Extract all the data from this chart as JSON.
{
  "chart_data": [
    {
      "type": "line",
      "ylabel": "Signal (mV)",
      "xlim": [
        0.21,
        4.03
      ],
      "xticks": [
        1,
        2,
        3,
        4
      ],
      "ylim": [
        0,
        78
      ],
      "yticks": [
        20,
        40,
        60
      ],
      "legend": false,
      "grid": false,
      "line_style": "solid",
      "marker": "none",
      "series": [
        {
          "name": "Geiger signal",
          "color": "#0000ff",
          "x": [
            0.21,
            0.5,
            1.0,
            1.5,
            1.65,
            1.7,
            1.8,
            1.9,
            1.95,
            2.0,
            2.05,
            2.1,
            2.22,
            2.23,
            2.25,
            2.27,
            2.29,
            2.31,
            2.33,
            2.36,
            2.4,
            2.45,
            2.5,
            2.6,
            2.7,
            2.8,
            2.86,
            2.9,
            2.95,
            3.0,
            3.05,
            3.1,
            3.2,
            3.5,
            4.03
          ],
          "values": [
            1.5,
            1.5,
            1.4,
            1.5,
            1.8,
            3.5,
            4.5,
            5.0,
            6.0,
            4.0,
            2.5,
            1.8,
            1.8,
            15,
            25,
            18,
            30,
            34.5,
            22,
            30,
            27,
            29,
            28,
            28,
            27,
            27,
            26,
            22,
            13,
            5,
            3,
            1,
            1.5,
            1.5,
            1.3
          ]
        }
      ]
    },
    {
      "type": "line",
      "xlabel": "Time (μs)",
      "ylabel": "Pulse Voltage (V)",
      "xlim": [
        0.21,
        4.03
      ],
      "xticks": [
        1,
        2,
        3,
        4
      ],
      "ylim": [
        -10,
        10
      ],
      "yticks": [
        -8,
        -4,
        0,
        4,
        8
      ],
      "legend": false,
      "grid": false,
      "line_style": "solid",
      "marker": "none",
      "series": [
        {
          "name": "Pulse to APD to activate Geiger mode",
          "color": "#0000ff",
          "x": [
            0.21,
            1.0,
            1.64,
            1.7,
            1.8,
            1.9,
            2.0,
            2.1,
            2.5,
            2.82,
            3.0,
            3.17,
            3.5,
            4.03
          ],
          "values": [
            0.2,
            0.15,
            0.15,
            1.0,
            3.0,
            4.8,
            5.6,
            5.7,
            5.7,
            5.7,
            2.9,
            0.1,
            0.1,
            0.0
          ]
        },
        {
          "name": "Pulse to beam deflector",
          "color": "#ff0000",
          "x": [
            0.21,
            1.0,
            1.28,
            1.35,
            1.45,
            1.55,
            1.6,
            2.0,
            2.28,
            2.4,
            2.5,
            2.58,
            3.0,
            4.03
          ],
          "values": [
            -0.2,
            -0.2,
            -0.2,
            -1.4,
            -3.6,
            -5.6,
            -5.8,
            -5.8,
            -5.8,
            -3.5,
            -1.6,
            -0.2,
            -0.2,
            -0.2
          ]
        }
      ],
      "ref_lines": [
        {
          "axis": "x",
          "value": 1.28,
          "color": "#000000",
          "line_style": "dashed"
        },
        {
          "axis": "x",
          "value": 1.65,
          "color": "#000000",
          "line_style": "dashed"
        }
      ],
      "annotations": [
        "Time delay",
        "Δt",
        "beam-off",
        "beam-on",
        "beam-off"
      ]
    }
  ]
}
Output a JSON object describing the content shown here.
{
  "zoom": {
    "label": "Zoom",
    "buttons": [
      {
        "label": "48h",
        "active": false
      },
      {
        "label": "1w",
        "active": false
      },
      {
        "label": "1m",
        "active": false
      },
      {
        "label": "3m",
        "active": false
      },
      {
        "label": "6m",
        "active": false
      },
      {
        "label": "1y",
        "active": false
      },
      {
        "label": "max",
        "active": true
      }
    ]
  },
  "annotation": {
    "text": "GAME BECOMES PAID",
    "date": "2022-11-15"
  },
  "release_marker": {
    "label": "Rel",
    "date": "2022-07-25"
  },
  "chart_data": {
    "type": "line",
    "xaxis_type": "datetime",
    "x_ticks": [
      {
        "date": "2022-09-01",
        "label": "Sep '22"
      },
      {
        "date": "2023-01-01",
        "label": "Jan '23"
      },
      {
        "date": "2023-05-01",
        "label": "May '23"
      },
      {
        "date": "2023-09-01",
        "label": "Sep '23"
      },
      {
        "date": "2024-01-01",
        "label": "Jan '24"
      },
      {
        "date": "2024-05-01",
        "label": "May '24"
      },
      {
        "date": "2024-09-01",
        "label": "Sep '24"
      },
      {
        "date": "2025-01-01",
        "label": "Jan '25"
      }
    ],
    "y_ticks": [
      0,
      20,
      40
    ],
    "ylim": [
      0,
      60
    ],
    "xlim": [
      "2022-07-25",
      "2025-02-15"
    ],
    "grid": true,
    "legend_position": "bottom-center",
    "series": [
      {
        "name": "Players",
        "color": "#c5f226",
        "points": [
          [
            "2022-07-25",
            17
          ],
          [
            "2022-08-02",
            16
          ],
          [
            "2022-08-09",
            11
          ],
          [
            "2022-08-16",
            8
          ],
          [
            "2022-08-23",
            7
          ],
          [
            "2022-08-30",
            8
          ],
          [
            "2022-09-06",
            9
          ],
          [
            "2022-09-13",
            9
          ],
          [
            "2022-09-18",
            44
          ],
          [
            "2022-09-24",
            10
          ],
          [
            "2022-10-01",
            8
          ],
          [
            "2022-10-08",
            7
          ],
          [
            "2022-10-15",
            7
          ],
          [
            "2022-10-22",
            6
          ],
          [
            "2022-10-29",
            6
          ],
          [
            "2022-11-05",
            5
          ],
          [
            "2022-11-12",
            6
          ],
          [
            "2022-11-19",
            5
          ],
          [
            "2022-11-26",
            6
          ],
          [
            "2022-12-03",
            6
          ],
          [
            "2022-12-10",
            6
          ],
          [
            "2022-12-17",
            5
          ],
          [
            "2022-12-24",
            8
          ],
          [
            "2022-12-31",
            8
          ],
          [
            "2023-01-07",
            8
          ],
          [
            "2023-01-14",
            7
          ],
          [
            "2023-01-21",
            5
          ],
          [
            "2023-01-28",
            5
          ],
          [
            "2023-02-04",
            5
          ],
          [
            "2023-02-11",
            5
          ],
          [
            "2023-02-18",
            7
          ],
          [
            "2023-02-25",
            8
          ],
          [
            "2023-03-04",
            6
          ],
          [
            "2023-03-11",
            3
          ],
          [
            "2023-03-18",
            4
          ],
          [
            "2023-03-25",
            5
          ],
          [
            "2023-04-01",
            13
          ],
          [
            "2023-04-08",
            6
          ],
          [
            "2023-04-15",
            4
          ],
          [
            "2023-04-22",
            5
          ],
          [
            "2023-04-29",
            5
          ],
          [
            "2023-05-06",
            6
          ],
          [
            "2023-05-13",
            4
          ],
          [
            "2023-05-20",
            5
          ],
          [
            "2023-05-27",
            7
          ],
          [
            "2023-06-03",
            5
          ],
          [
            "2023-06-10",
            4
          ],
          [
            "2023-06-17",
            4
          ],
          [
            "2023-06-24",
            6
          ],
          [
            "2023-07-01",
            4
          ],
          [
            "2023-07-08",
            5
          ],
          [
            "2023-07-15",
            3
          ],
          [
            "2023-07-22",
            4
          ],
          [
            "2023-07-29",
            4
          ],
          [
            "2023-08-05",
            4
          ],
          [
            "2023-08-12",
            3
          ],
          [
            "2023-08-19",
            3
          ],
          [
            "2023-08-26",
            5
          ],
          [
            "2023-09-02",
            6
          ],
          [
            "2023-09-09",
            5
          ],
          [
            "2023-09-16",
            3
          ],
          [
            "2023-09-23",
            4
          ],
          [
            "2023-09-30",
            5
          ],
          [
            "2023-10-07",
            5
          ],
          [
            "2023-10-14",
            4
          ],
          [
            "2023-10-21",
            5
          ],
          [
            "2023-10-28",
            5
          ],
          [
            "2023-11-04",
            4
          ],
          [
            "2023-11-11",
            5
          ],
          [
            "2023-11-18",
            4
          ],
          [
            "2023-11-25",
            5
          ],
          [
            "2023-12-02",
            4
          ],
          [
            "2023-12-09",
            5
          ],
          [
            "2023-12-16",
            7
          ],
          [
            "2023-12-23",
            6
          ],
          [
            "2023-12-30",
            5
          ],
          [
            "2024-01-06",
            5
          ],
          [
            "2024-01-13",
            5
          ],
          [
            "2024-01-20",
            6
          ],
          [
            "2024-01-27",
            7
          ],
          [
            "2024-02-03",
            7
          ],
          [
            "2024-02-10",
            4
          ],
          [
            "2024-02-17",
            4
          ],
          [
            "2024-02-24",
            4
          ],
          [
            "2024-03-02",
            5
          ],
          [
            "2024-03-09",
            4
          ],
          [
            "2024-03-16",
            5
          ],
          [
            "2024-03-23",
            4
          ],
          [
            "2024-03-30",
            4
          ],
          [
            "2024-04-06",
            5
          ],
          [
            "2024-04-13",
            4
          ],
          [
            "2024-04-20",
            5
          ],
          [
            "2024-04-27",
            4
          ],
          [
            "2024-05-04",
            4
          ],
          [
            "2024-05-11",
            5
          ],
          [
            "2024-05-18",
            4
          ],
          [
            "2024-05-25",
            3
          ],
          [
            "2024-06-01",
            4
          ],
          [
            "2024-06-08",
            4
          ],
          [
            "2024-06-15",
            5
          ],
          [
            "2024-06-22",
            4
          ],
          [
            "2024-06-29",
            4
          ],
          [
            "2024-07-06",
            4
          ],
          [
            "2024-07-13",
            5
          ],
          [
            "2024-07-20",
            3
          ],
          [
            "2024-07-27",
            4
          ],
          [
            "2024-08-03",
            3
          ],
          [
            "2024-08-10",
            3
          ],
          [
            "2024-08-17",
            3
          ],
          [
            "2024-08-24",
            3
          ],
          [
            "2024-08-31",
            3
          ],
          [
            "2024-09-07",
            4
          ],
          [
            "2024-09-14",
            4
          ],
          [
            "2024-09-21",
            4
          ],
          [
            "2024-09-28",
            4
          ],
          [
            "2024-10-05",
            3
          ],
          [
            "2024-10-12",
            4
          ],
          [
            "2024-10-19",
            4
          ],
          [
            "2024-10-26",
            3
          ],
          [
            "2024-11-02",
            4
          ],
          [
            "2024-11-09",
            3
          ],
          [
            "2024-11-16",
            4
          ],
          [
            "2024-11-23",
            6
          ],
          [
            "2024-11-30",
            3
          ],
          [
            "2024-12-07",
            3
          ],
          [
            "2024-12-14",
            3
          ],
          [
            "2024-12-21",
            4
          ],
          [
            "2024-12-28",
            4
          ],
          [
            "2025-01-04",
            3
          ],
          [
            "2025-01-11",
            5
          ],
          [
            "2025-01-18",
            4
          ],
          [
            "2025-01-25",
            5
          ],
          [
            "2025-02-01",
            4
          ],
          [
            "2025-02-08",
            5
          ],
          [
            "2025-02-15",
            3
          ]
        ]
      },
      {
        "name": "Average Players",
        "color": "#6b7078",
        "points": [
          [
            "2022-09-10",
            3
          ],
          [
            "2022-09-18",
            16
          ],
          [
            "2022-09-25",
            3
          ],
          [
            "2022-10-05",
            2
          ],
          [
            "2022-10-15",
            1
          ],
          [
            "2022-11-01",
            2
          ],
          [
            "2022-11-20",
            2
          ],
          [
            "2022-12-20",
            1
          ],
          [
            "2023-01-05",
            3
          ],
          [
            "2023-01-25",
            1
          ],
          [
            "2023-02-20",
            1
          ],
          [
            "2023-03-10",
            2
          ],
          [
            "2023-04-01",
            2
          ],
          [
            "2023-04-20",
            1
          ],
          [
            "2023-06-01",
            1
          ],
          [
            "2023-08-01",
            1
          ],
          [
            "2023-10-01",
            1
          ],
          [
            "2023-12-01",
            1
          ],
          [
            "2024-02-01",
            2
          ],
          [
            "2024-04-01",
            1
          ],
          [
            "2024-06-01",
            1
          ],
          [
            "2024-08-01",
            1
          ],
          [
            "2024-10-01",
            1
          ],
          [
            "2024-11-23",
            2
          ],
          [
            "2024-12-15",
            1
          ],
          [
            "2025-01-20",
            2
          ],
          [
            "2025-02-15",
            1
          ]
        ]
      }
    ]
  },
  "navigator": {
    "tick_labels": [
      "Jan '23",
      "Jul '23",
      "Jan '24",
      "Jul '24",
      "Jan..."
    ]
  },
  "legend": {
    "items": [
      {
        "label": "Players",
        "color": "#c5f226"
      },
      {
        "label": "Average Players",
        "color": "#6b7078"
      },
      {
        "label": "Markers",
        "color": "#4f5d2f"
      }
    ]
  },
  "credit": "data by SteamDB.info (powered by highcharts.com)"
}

════════════════════

*GOAL OF THE EXERCISE*. The answer is a single number, the count of lines in the records that contain the string "ylabel".

*ANSWER BELOW*. 2